Extracted records:
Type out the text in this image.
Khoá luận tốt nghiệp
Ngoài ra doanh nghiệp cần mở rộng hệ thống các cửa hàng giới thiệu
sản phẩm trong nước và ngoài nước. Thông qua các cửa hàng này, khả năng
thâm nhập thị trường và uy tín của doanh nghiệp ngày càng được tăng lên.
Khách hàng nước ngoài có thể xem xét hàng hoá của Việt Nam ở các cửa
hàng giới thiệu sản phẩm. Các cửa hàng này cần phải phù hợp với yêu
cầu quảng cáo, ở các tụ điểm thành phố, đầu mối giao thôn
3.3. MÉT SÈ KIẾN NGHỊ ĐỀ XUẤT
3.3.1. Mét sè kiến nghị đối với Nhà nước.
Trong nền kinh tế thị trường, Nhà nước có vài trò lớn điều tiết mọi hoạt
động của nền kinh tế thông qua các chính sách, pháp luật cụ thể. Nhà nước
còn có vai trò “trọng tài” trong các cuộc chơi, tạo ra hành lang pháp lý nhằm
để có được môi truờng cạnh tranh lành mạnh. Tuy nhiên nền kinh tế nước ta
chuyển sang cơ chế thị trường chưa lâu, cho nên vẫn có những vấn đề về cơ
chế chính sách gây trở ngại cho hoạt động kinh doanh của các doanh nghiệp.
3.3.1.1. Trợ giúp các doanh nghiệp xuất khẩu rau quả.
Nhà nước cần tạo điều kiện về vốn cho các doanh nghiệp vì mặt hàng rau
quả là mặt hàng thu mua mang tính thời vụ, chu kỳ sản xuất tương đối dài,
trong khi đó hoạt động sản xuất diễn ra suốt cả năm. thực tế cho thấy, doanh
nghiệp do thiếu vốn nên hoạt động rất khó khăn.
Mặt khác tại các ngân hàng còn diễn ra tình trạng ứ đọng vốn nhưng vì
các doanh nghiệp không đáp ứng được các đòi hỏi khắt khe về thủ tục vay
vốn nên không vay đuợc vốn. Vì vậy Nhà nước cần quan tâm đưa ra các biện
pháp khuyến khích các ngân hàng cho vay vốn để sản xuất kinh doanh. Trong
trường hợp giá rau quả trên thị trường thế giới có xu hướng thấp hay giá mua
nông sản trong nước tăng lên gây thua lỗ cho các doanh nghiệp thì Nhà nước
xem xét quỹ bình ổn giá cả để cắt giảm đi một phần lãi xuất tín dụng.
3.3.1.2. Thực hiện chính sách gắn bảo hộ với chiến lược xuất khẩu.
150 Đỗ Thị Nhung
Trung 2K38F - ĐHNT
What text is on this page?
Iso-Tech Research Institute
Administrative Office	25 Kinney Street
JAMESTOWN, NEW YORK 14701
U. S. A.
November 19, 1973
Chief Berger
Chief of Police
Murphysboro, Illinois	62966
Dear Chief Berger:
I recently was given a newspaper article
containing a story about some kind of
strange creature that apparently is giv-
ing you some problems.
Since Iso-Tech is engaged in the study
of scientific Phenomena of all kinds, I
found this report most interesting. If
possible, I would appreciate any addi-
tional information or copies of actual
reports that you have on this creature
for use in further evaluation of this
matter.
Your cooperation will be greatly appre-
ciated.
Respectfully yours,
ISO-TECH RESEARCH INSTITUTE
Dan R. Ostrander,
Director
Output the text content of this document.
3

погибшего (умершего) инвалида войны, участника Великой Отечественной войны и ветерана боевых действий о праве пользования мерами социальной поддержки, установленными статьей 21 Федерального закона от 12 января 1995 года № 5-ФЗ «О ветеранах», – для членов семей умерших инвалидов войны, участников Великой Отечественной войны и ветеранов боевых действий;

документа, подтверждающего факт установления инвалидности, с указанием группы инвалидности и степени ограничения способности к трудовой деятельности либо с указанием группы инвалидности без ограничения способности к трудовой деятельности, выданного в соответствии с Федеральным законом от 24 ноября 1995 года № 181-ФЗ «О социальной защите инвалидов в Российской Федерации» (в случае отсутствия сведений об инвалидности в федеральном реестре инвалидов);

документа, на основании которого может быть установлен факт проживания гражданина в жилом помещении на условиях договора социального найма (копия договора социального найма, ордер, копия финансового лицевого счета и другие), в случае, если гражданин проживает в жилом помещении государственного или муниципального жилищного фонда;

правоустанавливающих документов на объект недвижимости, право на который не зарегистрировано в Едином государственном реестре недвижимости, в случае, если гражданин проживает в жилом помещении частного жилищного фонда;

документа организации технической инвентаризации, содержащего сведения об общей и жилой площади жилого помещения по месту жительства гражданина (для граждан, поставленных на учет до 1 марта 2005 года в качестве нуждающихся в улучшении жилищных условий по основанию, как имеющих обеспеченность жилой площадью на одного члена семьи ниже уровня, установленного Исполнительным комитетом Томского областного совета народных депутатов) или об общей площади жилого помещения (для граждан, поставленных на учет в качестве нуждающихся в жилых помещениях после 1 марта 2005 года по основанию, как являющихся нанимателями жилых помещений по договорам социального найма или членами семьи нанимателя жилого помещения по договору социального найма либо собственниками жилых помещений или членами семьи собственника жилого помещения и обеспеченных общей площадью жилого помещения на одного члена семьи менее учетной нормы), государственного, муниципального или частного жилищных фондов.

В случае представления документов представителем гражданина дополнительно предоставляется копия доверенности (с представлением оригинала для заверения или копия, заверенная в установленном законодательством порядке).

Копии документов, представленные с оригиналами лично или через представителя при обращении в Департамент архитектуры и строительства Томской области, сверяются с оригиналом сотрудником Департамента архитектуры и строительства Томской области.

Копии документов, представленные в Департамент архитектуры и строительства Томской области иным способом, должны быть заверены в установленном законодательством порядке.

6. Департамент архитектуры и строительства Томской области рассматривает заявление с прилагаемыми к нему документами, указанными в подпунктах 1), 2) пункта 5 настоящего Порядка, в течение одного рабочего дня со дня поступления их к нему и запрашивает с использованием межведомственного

Given problem: Retype the listing above in full, with no alterations.

Exercise answer:
Type out the text in this image.
Khoá luận tốt nghiệp
Ngoài ra doanh nghiệp cần mở rộng hệ thống các cửa hàng giới thiệu
sản phẩm trong nước và ngoài nước. Thông qua các cửa hàng này, khả năng
thâm nhập thị trường và uy tín của doanh nghiệp ngày càng được tăng lên.
Khách hàng nước ngoài có thể xem xét hàng hoá của Việt Nam ở các cửa
hàng giới thiệu sản phẩm. Các cửa hàng này cần phải phù hợp với yêu
cầu quảng cáo, ở các tụ điểm thành phố, đầu mối giao thôn
3.3. MÉT SÈ KIẾN NGHỊ ĐỀ XUẤT
3.3.1. Mét sè kiến nghị đối với Nhà nước.
Trong nền kinh tế thị trường, Nhà nước có vài trò lớn điều tiết mọi hoạt
động của nền kinh tế thông qua các chính sách, pháp luật cụ thể. Nhà nước
còn có vai trò “trọng tài” trong các cuộc chơi, tạo ra hành lang pháp lý nhằm
để có được môi truờng cạnh tranh lành mạnh. Tuy nhiên nền kinh tế nước ta
chuyển sang cơ chế thị trường chưa lâu, cho nên vẫn có những vấn đề về cơ
chế chính sách gây trở ngại cho hoạt động kinh doanh của các doanh nghiệp.
3.3.1.1. Trợ giúp các doanh nghiệp xuất khẩu rau quả.
Nhà nước cần tạo điều kiện về vốn cho các doanh nghiệp vì mặt hàng rau
quả là mặt hàng thu mua mang tính thời vụ, chu kỳ sản xuất tương đối dài,
trong khi đó hoạt động sản xuất diễn ra suốt cả năm. thực tế cho thấy, doanh
nghiệp do thiếu vốn nên hoạt động rất khó khăn.
Mặt khác tại các ngân hàng còn diễn ra tình trạng ứ đọng vốn nhưng vì
các doanh nghiệp không đáp ứng được các đòi hỏi khắt khe về thủ tục vay
vốn nên không vay đuợc vốn. Vì vậy Nhà nước cần quan tâm đưa ra các biện
pháp khuyến khích các ngân hàng cho vay vốn để sản xuất kinh doanh. Trong
trường hợp giá rau quả trên thị trường thế giới có xu hướng thấp hay giá mua
nông sản trong nước tăng lên gây thua lỗ cho các doanh nghiệp thì Nhà nước
xem xét quỹ bình ổn giá cả để cắt giảm đi một phần lãi xuất tín dụng.
3.3.1.2. Thực hiện chính sách gắn bảo hộ với chiến lược xuất khẩu.
150 Đỗ Thị Nhung
Trung 2K38F - ĐHNT
What text is on this page?
Iso-Tech Research Institute
Administrative Office	25 Kinney Street
JAMESTOWN, NEW YORK 14701
U. S. A.
November 19, 1973
Chief Berger
Chief of Police
Murphysboro, Illinois	62966
Dear Chief Berger:
I recently was given a newspaper article
containing a story about some kind of
strange creature that apparently is giv-
ing you some problems.
Since Iso-Tech is engaged in the study
of scientific Phenomena of all kinds, I
found this report most interesting. If
possible, I would appreciate any addi-
tional information or copies of actual
reports that you have on this creature
for use in further evaluation of this
matter.
Your cooperation will be greatly appre-
ciated.
Respectfully yours,
ISO-TECH RESEARCH INSTITUTE
Dan R. Ostrander,
Director
Output the text content of this document.
3

погибшего (умершего) инвалида войны, участника Великой Отечественной войны и ветерана боевых действий о праве пользования мерами социальной поддержки, установленными статьей 21 Федерального закона от 12 января 1995 года № 5-ФЗ «О ветеранах», – для членов семей умерших инвалидов войны, участников Великой Отечественной войны и ветеранов боевых действий;

документа, подтверждающего факт установления инвалидности, с указанием группы инвалидности и степени ограничения способности к трудовой деятельности либо с указанием группы инвалидности без ограничения способности к трудовой деятельности, выданного в соответствии с Федеральным законом от 24 ноября 1995 года № 181-ФЗ «О социальной защите инвалидов в Российской Федерации» (в случае отсутствия сведений об инвалидности в федеральном реестре инвалидов);

документа, на основании которого может быть установлен факт проживания гражданина в жилом помещении на условиях договора социального найма (копия договора социального найма, ордер, копия финансового лицевого счета и другие), в случае, если гражданин проживает в жилом помещении государственного или муниципального жилищного фонда;

правоустанавливающих документов на объект недвижимости, право на который не зарегистрировано в Едином государственном реестре недвижимости, в случае, если гражданин проживает в жилом помещении частного жилищного фонда;

документа организации технической инвентаризации, содержащего сведения об общей и жилой площади жилого помещения по месту жительства гражданина (для граждан, поставленных на учет до 1 марта 2005 года в качестве нуждающихся в улучшении жилищных условий по основанию, как имеющих обеспеченность жилой площадью на одного члена семьи ниже уровня, установленного Исполнительным комитетом Томского областного совета народных депутатов) или об общей площади жилого помещения (для граждан, поставленных на учет в качестве нуждающихся в жилых помещениях после 1 марта 2005 года по основанию, как являющихся нанимателями жилых помещений по договорам социального найма или членами семьи нанимателя жилого помещения по договору социального найма либо собственниками жилых помещений или членами семьи собственника жилого помещения и обеспеченных общей площадью жилого помещения на одного члена семьи менее учетной нормы), государственного, муниципального или частного жилищных фондов.

В случае представления документов представителем гражданина дополнительно предоставляется копия доверенности (с представлением оригинала для заверения или копия, заверенная в установленном законодательством порядке).

Копии документов, представленные с оригиналами лично или через представителя при обращении в Департамент архитектуры и строительства Томской области, сверяются с оригиналом сотрудником Департамента архитектуры и строительства Томской области.

Копии документов, представленные в Департамент архитектуры и строительства Томской области иным способом, должны быть заверены в установленном законодательством порядке.

6. Департамент архитектуры и строительства Томской области рассматривает заявление с прилагаемыми к нему документами, указанными в подпунктах 1), 2) пункта 5 настоящего Порядка, в течение одного рабочего дня со дня поступления их к нему и запрашивает с использованием межведомственного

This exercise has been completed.